**Problem to work on:** Copy out the rows from the first one down to the row that holds "toc-dot-leader: [229, 252, 778, 265]", including both, with no changes.

** Begin **

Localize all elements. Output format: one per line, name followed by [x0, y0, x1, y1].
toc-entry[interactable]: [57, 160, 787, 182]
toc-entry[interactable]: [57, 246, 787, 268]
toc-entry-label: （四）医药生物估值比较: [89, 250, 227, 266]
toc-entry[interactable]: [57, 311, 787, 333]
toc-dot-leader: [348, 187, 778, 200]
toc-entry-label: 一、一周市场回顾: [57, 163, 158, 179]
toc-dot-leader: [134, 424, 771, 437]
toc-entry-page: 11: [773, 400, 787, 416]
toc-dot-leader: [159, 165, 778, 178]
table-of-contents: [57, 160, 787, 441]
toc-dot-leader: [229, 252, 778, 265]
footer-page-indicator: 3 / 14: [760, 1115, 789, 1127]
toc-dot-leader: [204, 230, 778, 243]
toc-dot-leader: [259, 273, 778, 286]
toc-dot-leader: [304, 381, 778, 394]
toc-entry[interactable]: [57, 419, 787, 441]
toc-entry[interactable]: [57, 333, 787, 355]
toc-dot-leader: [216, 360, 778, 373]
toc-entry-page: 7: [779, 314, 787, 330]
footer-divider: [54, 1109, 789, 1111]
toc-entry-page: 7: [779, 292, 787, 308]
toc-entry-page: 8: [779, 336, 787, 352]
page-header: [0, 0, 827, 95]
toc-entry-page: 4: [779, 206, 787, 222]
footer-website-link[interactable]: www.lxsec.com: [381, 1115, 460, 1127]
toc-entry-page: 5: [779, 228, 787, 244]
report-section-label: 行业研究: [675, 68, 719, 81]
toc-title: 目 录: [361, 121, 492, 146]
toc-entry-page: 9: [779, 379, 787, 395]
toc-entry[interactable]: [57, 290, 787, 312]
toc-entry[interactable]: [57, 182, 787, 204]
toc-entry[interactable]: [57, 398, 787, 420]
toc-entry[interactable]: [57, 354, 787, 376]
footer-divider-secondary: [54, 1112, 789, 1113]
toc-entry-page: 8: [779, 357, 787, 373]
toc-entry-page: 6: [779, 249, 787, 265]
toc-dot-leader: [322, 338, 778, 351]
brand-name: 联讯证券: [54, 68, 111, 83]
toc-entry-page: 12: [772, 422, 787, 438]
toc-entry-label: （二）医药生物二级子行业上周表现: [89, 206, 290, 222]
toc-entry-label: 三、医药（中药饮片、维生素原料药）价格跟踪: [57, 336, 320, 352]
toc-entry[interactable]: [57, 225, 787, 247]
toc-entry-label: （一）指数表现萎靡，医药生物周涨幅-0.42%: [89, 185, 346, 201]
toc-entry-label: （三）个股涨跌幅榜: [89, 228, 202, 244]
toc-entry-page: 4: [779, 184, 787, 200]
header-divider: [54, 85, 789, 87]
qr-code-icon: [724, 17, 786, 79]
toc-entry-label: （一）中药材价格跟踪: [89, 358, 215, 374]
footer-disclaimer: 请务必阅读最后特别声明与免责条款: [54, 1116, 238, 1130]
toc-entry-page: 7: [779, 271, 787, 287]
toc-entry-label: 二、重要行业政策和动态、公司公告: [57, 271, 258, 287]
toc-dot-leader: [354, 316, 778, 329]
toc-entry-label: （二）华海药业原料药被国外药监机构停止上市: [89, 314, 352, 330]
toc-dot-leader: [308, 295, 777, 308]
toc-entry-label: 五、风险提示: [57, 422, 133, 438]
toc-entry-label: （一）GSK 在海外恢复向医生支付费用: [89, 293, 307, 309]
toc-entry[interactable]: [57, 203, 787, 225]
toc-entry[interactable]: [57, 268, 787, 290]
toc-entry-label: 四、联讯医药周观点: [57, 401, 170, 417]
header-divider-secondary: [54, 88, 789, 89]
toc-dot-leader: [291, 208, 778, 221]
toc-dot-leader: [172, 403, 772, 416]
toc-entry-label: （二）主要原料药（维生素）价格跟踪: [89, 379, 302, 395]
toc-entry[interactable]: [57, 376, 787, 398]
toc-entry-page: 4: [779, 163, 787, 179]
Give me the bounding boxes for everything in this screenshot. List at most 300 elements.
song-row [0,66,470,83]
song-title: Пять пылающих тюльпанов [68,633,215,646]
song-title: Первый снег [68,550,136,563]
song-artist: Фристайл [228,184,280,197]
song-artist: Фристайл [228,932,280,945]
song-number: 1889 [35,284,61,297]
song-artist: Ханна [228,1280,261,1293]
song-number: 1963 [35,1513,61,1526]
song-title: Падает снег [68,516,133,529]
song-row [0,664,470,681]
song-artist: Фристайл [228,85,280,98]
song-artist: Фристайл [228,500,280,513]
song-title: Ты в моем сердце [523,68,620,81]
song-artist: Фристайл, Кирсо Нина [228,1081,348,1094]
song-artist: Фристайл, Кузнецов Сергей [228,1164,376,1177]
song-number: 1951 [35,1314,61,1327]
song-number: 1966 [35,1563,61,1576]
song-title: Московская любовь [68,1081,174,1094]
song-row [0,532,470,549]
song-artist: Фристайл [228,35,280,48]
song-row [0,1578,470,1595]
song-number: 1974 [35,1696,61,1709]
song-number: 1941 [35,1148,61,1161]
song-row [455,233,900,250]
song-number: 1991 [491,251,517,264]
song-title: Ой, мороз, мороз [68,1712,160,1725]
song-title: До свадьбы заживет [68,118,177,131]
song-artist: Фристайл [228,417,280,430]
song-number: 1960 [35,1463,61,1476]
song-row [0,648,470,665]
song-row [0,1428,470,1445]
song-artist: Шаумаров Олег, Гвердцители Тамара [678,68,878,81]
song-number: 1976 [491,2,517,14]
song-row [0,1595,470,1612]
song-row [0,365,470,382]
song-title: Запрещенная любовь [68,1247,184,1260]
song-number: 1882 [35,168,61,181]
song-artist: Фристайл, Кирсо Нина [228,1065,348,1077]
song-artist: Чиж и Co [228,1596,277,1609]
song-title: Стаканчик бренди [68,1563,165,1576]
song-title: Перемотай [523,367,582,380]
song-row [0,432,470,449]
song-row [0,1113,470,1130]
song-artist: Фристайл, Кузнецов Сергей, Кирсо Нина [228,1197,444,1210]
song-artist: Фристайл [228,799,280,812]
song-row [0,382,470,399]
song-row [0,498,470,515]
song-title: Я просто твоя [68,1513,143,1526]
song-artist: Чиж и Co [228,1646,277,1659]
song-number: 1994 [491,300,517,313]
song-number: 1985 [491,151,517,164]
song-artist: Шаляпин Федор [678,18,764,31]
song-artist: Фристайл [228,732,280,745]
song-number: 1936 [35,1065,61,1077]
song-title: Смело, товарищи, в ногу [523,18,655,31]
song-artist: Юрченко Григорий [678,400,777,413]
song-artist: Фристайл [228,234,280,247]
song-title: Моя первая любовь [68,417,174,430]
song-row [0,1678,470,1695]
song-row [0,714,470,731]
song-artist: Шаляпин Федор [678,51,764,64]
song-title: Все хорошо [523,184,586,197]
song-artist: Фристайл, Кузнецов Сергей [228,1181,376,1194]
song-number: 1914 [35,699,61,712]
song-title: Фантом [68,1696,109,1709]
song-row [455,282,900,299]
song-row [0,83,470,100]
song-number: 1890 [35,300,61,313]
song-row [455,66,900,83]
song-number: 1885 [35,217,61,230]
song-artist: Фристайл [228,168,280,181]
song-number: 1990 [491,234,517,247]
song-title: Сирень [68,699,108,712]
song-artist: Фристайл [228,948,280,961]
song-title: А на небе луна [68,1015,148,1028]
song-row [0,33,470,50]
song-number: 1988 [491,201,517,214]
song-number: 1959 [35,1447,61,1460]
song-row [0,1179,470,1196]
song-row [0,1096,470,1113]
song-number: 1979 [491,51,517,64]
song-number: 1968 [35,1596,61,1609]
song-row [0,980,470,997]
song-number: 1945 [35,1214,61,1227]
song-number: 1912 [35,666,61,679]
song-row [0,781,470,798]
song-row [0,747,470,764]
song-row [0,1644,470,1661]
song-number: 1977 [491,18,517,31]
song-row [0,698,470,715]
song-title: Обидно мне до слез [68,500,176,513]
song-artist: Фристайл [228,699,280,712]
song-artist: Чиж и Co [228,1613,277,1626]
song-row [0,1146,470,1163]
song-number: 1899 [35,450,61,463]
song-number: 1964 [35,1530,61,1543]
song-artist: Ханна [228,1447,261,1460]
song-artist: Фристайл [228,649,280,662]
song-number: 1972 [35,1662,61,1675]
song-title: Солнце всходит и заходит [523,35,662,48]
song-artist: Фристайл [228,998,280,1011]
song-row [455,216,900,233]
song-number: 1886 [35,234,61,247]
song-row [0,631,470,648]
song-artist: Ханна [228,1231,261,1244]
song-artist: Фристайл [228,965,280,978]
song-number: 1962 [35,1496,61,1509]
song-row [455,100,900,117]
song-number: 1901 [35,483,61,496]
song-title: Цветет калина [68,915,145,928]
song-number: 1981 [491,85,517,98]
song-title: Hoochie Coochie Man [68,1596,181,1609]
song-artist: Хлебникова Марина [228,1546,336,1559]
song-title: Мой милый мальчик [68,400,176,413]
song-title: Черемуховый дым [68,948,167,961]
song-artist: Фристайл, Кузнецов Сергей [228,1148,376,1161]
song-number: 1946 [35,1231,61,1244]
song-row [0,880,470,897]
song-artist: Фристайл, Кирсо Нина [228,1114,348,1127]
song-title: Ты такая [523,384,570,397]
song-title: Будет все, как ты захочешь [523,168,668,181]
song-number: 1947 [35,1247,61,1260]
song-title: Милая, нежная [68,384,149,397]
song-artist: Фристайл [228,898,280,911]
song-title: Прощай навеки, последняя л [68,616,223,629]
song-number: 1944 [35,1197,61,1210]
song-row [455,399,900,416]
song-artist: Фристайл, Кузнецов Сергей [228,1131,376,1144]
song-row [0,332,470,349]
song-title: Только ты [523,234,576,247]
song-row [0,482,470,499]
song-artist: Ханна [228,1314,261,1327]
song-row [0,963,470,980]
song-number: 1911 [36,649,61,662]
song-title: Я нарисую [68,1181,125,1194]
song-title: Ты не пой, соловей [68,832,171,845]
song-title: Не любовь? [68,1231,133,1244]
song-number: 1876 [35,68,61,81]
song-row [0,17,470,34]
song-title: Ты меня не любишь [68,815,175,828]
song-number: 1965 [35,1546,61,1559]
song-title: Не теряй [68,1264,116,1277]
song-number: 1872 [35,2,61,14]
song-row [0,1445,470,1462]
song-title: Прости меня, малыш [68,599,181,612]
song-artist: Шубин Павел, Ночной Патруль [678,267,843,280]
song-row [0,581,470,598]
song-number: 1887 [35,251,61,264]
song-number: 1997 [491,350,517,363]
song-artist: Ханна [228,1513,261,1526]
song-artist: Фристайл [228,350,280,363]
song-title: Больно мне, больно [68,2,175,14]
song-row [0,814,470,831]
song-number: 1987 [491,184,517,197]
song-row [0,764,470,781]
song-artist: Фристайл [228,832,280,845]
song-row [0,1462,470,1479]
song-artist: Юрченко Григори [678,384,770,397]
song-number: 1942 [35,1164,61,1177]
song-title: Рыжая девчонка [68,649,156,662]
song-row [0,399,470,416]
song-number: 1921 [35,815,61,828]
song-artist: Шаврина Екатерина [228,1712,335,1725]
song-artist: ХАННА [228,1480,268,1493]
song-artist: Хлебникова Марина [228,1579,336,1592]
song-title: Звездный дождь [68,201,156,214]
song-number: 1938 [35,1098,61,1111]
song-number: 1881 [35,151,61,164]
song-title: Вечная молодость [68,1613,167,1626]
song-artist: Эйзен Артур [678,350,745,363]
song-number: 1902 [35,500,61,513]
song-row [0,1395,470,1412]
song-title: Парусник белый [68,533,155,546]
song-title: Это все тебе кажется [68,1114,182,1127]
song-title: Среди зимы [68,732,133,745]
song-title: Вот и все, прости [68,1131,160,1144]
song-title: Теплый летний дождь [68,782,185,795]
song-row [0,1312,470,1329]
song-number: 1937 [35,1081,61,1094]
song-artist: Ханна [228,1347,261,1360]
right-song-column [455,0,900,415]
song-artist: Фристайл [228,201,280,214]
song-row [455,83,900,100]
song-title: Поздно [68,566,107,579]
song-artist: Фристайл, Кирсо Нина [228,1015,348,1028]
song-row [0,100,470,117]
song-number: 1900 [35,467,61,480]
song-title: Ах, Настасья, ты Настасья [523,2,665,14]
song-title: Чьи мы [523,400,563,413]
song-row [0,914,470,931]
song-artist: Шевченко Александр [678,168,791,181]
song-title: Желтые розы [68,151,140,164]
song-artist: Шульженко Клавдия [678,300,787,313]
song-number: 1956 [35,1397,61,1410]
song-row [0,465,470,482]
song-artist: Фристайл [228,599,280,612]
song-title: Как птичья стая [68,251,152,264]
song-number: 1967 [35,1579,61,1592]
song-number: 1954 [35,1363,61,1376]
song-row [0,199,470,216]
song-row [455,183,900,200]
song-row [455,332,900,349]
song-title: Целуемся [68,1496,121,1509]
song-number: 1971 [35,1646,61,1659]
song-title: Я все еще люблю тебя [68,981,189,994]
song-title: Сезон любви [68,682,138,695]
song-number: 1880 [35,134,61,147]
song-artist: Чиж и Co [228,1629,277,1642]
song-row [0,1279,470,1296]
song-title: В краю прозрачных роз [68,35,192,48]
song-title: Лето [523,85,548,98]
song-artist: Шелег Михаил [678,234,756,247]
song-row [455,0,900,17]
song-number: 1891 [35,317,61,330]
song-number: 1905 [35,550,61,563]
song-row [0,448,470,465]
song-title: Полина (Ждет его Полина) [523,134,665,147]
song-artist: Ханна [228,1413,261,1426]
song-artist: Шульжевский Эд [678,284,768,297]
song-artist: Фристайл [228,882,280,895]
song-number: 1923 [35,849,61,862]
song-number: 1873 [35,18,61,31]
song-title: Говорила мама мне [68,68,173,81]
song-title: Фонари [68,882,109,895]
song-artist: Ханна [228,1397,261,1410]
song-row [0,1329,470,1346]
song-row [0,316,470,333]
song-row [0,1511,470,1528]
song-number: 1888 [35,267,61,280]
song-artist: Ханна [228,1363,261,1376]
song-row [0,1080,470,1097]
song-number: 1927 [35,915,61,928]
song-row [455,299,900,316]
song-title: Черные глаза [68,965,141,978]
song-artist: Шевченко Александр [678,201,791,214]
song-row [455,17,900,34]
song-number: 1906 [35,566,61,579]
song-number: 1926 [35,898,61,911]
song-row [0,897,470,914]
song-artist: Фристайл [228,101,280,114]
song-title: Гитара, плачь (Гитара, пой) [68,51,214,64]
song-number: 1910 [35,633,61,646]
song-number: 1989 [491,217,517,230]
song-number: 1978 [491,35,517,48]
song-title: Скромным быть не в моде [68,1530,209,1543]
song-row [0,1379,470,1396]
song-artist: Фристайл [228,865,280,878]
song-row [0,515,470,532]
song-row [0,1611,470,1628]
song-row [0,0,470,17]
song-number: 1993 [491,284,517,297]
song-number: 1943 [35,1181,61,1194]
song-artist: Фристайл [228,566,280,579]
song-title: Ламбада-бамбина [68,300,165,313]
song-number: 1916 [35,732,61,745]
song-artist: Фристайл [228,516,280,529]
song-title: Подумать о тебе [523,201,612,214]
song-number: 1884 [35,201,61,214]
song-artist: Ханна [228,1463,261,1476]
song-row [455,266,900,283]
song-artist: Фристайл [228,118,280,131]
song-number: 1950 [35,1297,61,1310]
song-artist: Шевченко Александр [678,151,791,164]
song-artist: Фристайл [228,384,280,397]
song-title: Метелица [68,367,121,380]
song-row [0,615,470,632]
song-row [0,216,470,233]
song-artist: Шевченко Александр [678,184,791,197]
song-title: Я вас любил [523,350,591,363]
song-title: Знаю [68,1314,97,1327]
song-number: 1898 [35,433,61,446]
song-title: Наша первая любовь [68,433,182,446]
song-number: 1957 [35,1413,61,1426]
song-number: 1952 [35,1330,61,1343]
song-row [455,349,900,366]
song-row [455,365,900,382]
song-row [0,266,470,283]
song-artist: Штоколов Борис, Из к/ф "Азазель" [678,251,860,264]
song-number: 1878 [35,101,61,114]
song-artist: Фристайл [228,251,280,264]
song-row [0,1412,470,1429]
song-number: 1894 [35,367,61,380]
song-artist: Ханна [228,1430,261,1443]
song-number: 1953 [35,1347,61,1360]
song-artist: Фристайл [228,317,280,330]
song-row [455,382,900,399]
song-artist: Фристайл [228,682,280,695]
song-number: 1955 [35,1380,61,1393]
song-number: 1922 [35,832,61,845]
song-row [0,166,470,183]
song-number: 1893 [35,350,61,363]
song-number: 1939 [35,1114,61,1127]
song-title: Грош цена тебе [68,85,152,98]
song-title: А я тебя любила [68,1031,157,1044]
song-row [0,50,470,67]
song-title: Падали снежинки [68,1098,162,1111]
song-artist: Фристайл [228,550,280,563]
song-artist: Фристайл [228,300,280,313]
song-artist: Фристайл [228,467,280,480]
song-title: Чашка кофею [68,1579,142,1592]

** End **

**The completed task:**
Localize all elements. Output format: one per line, name followed by [x0, y0, x1, y1].
toc-entry[interactable]: [57, 160, 787, 182]
toc-entry[interactable]: [57, 246, 787, 268]
toc-entry-label: （四）医药生物估值比较: [89, 250, 227, 266]
toc-entry[interactable]: [57, 311, 787, 333]
toc-dot-leader: [348, 187, 778, 200]
toc-entry-label: 一、一周市场回顾: [57, 163, 158, 179]
toc-dot-leader: [134, 424, 771, 437]
toc-entry-page: 11: [773, 400, 787, 416]
toc-dot-leader: [159, 165, 778, 178]
table-of-contents: [57, 160, 787, 441]
toc-dot-leader: [229, 252, 778, 265]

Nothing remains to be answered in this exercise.